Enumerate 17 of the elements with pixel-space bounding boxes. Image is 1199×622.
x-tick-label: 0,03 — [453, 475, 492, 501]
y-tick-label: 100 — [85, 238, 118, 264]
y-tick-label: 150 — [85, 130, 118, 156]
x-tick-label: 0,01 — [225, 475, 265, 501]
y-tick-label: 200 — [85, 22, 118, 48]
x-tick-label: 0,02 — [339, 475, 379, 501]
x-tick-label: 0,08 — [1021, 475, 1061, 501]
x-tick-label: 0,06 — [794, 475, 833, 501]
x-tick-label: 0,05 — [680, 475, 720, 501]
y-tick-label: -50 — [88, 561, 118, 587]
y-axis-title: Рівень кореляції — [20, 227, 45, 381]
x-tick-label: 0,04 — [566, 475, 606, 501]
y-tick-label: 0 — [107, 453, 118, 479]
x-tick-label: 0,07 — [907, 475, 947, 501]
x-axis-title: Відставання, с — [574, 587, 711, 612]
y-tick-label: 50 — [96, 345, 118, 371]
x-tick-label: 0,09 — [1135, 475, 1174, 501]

-------

- Task objective
Rewrite the material, replacing each "x-tick-label" with "x-axis label" and leaving everything else unchanged.

- Exercise response
Enumerate 17 of the elements with pixel-space bounding boxes. Image is 1199×622.
x-axis label: 0,03 — [453, 475, 492, 501]
y-tick-label: 100 — [85, 238, 118, 264]
y-tick-label: 150 — [85, 130, 118, 156]
x-axis label: 0,01 — [225, 475, 265, 501]
y-tick-label: 200 — [85, 22, 118, 48]
x-axis label: 0,02 — [339, 475, 379, 501]
x-axis label: 0,08 — [1021, 475, 1061, 501]
x-axis label: 0,06 — [794, 475, 833, 501]
x-axis label: 0,05 — [680, 475, 720, 501]
y-tick-label: -50 — [88, 561, 118, 587]
y-axis-title: Рівень кореляції — [20, 227, 45, 381]
x-axis label: 0,04 — [566, 475, 606, 501]
y-tick-label: 0 — [107, 453, 118, 479]
x-axis label: 0,07 — [907, 475, 947, 501]
x-axis-title: Відставання, с — [574, 587, 711, 612]
y-tick-label: 50 — [96, 345, 118, 371]
x-axis label: 0,09 — [1135, 475, 1174, 501]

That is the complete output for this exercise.